### What you have to do
Return each line containing "type".

### Data for processing
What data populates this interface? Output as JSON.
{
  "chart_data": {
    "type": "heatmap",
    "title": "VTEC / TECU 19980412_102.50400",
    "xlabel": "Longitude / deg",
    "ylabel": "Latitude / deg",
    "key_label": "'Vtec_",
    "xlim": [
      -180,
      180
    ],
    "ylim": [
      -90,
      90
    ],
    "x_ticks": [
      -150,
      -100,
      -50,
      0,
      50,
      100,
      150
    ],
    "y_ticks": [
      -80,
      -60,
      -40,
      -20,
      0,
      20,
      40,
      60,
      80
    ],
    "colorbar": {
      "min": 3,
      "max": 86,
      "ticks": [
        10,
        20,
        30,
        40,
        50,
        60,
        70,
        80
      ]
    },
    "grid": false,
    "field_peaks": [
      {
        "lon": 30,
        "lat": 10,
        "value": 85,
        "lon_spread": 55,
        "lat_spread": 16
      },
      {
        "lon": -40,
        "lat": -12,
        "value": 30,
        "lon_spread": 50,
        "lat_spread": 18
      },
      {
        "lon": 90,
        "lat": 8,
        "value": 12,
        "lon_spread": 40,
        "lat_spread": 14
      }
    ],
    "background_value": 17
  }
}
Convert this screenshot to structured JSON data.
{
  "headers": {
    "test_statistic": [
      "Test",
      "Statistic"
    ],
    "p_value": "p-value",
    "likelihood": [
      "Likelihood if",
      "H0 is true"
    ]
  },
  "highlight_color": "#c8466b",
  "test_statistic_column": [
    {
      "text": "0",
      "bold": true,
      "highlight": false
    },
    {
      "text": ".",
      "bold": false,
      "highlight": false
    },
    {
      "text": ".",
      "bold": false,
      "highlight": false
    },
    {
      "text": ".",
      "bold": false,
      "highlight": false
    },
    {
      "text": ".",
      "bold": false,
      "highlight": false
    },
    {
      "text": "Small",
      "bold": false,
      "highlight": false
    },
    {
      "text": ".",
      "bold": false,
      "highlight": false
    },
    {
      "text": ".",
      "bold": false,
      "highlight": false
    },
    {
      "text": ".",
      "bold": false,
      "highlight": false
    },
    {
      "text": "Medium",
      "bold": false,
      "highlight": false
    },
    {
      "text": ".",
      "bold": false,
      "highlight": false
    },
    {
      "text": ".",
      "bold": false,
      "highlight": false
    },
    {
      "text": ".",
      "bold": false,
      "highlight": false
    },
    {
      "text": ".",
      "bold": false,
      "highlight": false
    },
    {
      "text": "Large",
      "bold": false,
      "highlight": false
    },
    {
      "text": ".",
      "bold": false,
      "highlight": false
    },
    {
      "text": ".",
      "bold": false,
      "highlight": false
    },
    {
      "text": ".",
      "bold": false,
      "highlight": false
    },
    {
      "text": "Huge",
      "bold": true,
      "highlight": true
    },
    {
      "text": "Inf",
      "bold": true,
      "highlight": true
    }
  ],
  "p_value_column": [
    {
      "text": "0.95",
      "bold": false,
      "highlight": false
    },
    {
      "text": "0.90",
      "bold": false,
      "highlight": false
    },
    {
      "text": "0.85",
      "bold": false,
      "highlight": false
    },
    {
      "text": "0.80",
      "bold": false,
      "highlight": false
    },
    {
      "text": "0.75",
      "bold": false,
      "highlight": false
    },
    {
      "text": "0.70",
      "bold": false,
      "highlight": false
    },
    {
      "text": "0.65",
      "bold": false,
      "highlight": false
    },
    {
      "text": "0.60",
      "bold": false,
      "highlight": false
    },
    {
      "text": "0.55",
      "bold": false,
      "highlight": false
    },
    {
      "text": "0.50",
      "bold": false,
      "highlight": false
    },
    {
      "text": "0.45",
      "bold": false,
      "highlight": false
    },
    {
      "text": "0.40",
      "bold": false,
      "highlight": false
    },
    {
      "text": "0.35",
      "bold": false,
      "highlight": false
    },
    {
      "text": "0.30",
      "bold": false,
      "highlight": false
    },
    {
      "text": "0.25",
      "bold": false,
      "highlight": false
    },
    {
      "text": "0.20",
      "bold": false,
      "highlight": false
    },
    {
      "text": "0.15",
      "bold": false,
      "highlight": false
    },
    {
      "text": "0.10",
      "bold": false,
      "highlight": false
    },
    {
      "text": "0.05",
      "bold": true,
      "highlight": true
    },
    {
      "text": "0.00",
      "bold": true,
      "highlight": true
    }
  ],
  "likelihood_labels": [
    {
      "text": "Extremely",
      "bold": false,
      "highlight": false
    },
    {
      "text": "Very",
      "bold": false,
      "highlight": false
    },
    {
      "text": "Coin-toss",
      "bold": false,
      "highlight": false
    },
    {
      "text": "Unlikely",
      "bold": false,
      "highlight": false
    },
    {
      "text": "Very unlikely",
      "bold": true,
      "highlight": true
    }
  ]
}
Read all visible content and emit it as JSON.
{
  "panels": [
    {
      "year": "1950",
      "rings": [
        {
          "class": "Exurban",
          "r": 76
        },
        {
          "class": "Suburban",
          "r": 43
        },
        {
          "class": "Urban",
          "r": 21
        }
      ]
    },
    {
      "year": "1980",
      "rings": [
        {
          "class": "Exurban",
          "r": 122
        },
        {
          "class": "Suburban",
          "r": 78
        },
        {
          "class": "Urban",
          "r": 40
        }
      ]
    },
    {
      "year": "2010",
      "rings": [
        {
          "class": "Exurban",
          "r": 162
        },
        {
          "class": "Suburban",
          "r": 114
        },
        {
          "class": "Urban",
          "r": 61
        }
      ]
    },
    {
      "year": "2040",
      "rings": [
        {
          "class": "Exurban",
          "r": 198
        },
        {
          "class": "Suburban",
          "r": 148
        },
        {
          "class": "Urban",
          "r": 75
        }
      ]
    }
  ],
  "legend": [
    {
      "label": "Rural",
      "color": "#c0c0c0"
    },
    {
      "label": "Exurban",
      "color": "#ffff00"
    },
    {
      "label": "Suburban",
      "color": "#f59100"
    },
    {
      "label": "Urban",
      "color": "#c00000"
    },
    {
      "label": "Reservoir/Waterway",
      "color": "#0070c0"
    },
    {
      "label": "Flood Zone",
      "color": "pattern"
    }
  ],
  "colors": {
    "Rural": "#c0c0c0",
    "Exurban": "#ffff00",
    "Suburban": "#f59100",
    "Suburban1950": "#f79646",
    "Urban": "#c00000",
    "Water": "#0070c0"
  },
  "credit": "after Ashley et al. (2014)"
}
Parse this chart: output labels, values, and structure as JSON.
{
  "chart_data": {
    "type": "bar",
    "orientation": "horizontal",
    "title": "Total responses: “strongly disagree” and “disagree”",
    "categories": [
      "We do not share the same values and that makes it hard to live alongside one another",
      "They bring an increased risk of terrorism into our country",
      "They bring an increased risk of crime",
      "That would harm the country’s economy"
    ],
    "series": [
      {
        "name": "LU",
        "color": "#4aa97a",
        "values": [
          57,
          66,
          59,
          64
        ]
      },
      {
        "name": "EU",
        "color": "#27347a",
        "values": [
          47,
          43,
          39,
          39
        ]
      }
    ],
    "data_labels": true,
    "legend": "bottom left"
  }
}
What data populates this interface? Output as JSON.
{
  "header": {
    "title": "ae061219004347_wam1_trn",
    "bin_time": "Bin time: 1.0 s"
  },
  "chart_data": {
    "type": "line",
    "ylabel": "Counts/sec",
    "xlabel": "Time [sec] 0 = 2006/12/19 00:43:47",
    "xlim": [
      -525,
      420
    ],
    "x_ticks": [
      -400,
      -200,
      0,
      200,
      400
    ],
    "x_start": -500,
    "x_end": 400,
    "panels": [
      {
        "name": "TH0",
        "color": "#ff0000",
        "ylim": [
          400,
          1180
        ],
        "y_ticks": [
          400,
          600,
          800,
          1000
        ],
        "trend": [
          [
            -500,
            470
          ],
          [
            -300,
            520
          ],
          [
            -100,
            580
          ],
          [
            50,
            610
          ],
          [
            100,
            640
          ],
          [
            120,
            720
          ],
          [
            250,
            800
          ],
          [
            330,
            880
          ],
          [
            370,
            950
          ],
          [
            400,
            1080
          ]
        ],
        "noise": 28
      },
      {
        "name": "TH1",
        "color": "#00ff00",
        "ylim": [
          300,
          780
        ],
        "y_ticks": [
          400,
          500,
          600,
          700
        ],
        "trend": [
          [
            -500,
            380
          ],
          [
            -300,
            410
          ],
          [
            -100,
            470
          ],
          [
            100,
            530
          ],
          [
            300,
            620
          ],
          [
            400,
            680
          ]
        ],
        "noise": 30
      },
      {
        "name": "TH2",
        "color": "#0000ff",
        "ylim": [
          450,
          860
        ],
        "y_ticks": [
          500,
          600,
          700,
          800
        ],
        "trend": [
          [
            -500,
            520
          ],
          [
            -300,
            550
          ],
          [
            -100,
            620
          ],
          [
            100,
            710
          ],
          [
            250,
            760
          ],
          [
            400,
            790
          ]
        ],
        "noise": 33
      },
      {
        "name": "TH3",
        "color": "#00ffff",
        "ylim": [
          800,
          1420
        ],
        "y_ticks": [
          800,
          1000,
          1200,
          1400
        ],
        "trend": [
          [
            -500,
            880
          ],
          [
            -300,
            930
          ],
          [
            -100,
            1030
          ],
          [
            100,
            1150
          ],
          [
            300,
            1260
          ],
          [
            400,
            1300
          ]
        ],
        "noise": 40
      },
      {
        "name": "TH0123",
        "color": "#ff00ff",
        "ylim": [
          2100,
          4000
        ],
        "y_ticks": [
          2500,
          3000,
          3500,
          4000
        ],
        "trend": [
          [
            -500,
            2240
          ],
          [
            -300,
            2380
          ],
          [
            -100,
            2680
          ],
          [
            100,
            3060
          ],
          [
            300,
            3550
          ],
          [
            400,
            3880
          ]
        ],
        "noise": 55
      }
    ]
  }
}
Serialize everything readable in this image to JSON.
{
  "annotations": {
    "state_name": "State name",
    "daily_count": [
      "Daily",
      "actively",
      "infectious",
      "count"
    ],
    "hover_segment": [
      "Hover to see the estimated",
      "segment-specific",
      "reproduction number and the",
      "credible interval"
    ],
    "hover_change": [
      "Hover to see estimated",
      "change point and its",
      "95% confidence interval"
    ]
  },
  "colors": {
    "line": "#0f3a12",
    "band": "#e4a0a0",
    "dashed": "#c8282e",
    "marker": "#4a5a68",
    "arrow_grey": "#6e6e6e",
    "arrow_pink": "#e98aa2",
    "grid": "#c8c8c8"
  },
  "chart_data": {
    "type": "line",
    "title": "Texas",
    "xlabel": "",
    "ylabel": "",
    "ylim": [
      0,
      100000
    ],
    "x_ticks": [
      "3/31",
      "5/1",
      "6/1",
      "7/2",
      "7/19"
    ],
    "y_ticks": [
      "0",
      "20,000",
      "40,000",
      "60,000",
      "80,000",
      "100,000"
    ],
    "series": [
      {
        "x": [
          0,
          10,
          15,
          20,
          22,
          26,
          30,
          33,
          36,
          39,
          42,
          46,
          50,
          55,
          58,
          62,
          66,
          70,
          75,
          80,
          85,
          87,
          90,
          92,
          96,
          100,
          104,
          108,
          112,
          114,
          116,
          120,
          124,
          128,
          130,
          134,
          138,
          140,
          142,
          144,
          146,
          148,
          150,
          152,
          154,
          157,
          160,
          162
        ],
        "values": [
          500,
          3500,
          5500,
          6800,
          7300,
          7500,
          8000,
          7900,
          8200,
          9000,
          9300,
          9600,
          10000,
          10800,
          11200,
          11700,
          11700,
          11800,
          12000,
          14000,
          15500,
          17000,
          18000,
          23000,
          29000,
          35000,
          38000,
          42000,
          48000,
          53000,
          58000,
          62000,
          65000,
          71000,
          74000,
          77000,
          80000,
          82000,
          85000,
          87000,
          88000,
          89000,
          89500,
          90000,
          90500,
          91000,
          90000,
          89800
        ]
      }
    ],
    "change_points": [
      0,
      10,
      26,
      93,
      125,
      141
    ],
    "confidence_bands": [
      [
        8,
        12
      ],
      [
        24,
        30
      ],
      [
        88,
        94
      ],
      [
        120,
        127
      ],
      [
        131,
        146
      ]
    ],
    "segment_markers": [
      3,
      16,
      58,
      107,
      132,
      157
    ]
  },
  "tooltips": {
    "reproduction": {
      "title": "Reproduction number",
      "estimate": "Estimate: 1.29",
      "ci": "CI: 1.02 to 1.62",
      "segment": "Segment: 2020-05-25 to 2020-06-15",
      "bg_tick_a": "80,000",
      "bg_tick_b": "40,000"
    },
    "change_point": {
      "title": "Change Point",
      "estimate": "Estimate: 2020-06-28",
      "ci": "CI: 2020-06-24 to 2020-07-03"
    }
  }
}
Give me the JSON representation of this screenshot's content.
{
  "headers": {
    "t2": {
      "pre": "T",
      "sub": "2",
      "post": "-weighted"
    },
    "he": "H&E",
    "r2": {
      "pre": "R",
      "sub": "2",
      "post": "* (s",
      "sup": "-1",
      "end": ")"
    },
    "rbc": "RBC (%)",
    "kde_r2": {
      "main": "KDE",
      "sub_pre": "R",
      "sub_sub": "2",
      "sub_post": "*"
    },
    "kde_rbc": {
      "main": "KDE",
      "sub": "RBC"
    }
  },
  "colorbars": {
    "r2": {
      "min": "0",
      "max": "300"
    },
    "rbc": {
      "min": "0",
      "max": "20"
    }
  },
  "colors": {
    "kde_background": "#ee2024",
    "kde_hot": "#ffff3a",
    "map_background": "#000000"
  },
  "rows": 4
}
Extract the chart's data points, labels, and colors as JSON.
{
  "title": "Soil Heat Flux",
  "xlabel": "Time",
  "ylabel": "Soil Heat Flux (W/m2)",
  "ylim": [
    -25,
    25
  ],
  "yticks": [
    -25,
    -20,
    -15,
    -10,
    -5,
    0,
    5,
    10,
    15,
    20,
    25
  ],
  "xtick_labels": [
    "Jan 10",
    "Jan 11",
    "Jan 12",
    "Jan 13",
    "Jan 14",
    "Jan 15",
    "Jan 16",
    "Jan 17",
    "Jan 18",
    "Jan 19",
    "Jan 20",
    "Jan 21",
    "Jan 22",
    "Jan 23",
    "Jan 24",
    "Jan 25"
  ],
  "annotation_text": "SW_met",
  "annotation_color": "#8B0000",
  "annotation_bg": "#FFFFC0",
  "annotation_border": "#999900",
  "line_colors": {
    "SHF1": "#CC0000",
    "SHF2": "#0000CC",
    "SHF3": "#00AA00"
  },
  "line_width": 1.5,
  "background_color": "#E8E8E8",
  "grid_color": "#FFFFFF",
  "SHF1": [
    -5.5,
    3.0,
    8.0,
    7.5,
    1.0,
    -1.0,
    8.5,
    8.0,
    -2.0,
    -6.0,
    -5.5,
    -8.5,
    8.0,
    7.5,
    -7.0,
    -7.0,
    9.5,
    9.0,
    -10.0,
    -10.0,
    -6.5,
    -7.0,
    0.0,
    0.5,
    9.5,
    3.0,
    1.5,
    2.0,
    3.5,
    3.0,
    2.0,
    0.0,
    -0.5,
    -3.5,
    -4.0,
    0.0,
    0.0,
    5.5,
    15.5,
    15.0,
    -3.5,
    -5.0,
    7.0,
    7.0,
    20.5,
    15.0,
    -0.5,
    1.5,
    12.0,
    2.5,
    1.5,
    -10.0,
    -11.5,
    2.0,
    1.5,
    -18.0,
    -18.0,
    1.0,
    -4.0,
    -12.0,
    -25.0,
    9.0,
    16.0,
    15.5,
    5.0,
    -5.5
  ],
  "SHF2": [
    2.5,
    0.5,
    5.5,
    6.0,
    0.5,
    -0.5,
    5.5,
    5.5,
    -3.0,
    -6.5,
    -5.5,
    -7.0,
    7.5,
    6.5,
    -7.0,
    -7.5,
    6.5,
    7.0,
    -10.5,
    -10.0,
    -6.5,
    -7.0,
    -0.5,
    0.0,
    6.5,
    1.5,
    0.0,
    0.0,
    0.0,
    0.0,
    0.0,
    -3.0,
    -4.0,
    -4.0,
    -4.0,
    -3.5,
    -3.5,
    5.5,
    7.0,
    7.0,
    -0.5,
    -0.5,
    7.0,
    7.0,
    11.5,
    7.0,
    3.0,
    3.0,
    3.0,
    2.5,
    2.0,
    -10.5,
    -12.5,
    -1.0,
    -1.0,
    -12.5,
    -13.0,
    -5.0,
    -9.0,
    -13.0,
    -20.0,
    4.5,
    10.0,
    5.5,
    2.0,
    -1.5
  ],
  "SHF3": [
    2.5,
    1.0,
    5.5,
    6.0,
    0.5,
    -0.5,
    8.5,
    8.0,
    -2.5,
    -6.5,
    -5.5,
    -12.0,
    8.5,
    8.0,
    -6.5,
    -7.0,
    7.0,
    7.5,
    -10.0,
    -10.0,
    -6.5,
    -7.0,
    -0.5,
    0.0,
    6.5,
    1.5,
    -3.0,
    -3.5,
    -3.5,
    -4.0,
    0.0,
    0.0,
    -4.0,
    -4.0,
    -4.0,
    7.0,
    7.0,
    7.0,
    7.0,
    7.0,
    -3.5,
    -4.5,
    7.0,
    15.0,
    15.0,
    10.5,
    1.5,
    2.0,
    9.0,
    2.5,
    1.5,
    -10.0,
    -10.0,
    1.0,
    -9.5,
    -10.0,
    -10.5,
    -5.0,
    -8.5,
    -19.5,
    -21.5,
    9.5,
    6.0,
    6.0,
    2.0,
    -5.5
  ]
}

### Result
    "type": "heatmap",
    "type": "bar",
    "type": "line",
    "type": "line",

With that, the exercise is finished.